──────── Dataset content
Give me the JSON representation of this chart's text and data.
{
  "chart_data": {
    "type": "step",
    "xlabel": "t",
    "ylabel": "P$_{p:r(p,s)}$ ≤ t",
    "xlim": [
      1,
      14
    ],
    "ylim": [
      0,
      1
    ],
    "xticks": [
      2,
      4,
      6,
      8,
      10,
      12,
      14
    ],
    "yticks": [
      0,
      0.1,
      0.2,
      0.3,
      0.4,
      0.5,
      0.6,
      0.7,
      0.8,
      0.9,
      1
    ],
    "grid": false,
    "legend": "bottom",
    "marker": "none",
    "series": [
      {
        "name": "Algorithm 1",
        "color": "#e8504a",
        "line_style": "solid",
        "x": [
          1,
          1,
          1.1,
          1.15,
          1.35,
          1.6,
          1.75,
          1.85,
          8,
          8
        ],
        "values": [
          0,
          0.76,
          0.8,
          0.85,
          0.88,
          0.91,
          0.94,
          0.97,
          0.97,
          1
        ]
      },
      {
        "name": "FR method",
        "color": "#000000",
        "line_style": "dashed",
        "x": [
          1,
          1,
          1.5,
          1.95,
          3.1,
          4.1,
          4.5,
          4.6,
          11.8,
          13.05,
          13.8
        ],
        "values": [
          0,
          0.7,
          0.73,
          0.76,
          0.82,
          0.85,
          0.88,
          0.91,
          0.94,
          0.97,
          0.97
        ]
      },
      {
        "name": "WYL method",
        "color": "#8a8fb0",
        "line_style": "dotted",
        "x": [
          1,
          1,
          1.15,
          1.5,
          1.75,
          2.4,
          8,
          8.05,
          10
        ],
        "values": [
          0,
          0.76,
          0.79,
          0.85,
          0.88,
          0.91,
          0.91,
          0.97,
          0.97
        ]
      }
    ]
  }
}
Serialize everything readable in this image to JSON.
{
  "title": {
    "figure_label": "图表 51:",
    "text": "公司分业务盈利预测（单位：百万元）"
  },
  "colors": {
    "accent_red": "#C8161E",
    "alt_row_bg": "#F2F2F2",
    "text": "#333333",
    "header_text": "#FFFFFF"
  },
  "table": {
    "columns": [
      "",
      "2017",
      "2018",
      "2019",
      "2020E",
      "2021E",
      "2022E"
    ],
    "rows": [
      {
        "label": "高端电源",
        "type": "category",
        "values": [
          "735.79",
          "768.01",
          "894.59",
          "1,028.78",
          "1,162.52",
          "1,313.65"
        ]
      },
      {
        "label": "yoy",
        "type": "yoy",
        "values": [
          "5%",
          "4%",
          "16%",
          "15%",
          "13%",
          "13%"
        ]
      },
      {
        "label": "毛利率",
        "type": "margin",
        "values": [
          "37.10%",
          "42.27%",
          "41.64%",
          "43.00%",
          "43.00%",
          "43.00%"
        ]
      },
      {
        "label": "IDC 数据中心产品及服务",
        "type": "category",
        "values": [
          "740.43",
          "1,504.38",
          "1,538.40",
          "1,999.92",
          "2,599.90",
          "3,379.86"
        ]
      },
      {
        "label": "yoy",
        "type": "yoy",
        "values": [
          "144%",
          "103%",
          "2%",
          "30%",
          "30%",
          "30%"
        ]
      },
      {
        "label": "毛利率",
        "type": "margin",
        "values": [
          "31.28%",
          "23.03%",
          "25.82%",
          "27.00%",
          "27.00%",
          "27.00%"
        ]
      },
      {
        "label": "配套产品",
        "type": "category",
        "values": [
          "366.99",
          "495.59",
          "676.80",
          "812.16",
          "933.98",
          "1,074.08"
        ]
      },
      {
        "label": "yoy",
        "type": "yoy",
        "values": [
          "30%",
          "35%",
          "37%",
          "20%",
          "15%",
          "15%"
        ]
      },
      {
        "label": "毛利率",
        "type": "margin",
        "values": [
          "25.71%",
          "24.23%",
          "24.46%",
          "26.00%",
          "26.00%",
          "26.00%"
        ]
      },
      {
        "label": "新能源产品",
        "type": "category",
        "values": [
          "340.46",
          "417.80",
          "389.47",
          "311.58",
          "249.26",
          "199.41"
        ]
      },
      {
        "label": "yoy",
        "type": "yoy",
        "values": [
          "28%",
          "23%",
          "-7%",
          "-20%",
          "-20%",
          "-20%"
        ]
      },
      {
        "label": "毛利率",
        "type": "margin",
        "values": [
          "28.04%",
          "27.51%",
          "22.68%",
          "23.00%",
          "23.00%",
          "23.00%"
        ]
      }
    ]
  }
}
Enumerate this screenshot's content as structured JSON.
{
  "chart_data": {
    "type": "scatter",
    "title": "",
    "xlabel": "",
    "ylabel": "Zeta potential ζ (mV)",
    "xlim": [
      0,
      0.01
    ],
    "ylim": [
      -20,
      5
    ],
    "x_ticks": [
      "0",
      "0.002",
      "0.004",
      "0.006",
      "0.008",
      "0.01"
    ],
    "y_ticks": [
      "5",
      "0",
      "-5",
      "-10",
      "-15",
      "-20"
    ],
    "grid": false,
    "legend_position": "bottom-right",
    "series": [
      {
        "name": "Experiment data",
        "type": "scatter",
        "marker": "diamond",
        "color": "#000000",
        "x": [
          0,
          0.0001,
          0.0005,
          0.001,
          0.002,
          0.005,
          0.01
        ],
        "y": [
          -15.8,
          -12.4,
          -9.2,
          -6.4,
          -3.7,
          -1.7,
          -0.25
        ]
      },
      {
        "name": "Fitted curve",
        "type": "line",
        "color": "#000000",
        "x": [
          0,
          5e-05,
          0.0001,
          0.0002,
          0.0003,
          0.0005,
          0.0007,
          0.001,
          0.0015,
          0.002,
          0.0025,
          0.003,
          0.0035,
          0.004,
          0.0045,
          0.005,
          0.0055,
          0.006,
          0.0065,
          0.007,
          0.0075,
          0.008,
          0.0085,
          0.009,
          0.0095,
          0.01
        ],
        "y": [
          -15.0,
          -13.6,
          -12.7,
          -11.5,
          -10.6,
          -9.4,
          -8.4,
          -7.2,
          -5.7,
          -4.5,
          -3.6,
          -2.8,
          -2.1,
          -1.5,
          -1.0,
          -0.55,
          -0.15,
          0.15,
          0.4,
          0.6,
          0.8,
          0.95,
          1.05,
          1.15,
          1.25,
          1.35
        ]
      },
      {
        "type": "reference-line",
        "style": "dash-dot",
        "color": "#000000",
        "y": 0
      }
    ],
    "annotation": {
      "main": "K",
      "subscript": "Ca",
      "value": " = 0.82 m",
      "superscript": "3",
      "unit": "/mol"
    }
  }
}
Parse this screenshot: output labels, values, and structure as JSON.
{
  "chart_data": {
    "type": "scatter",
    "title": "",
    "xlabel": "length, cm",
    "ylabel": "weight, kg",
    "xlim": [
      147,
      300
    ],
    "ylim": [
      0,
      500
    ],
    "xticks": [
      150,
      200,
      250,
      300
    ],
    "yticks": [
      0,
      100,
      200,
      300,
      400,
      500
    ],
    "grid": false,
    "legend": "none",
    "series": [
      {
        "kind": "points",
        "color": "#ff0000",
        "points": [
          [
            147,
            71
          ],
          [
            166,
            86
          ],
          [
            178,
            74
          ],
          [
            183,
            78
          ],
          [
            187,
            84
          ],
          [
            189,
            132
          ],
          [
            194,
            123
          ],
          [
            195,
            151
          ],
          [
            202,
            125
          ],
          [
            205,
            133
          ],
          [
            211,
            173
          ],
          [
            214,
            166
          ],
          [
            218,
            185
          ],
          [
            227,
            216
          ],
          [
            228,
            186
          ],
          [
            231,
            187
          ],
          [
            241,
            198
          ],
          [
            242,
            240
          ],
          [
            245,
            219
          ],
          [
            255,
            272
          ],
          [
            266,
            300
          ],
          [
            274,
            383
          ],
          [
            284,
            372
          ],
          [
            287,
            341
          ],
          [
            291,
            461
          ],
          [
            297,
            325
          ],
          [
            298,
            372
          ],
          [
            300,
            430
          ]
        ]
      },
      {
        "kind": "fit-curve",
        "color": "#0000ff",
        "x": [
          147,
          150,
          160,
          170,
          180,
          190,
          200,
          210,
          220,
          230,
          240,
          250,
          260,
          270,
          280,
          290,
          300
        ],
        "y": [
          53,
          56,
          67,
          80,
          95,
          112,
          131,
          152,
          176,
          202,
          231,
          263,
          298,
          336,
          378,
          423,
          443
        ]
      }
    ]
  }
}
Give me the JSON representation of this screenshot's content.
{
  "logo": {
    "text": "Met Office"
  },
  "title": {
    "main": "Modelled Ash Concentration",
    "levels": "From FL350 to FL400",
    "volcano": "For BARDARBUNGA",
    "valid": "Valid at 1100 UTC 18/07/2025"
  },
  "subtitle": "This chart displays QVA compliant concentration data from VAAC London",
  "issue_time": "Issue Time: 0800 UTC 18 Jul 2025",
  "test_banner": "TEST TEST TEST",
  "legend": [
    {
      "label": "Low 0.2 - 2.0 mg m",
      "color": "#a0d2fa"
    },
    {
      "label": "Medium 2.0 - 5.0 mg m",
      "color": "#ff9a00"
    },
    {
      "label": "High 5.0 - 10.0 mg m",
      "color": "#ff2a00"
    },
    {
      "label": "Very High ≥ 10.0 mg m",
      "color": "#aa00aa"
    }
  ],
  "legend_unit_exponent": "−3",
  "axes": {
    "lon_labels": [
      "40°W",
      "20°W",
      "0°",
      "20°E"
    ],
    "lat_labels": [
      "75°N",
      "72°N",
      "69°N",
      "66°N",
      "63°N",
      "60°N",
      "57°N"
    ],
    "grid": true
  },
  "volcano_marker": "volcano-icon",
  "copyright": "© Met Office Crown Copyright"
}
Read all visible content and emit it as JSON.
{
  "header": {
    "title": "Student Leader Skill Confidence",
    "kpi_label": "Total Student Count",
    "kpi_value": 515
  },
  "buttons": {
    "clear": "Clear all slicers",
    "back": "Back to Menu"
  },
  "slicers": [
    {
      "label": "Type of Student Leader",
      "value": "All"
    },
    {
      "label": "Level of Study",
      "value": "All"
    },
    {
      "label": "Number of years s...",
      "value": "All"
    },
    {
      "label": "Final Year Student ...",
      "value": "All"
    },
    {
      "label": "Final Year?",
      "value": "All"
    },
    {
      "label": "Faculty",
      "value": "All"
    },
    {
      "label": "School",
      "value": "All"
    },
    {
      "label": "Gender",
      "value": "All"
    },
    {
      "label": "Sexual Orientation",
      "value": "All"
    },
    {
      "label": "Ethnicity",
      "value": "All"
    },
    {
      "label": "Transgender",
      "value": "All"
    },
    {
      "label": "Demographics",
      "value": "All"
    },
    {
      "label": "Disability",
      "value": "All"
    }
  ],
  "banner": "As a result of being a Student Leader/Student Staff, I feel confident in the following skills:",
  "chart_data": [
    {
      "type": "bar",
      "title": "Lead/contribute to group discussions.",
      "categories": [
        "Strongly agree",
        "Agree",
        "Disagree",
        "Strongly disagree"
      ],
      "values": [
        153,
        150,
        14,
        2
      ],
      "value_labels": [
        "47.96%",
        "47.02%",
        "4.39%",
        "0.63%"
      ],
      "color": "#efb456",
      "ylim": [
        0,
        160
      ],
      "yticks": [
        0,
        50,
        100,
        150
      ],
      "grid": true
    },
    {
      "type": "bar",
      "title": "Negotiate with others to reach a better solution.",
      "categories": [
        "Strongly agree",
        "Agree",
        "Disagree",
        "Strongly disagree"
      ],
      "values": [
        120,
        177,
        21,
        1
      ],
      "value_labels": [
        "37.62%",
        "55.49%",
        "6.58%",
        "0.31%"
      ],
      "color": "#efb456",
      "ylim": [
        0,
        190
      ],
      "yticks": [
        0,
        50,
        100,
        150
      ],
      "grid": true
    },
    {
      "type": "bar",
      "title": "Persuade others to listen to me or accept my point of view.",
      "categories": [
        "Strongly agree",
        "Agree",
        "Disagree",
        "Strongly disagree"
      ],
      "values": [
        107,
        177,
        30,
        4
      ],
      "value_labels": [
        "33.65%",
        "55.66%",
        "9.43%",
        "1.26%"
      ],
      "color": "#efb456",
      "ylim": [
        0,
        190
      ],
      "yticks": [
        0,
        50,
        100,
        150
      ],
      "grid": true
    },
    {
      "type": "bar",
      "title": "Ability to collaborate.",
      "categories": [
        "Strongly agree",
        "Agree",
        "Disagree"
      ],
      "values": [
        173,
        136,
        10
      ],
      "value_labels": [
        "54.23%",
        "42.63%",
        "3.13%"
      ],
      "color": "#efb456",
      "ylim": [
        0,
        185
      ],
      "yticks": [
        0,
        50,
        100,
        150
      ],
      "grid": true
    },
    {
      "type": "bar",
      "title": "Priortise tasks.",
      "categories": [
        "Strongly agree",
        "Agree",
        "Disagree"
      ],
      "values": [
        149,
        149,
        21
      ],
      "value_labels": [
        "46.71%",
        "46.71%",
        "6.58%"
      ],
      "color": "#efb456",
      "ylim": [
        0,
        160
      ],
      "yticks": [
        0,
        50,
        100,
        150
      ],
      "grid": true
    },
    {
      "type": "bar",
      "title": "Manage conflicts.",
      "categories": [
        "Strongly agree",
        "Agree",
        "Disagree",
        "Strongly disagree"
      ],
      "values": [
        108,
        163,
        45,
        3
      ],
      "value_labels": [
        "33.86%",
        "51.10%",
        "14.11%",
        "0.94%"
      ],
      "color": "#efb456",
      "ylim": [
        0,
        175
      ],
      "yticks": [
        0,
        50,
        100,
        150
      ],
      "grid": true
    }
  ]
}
────────────────
Within the material above, find the lines that contain the word "Student"; copy them.

Solution to the problem:
    "title": "Student Leader Skill Confidence",
    "kpi_label": "Total Student Count",
      "label": "Type of Student Leader",
      "label": "Final Year Student ...",
  "banner": "As a result of being a Student Leader/Student Staff, I feel confident in the following skills:",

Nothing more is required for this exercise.